___ Dataset content

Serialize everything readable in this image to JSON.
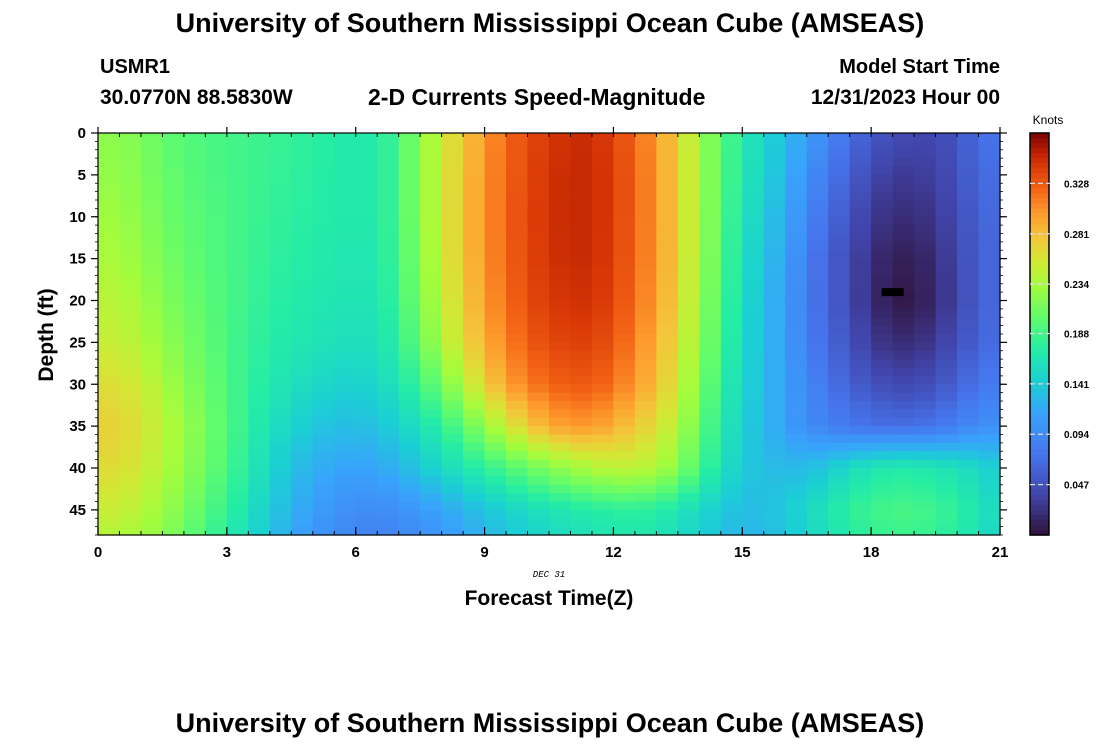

______
___ Dataset content

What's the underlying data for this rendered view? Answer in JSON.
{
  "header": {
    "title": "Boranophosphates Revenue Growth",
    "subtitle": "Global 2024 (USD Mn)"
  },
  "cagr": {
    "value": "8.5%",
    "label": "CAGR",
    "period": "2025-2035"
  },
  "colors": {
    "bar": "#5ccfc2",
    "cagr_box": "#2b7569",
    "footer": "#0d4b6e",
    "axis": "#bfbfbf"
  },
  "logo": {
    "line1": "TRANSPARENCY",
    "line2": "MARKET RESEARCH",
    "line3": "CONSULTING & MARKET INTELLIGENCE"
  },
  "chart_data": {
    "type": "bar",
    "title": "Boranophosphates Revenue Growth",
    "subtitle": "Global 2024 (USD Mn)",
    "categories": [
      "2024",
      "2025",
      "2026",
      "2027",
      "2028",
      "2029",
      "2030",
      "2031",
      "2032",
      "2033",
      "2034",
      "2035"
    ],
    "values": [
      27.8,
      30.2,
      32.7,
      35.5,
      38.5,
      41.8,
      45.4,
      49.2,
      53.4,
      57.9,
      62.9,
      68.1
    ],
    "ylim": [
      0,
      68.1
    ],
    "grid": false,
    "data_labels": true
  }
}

______
___ Dataset content

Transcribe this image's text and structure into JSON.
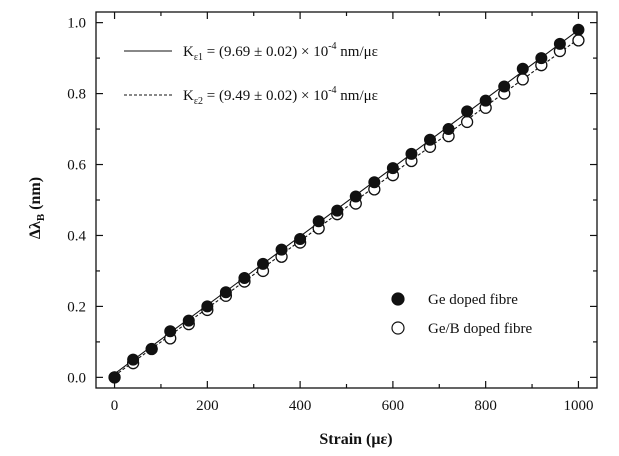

______

* **What is expected**
Using the material above, work out how many lines contain the string "image". Give that number alone.

* **Full answer**
2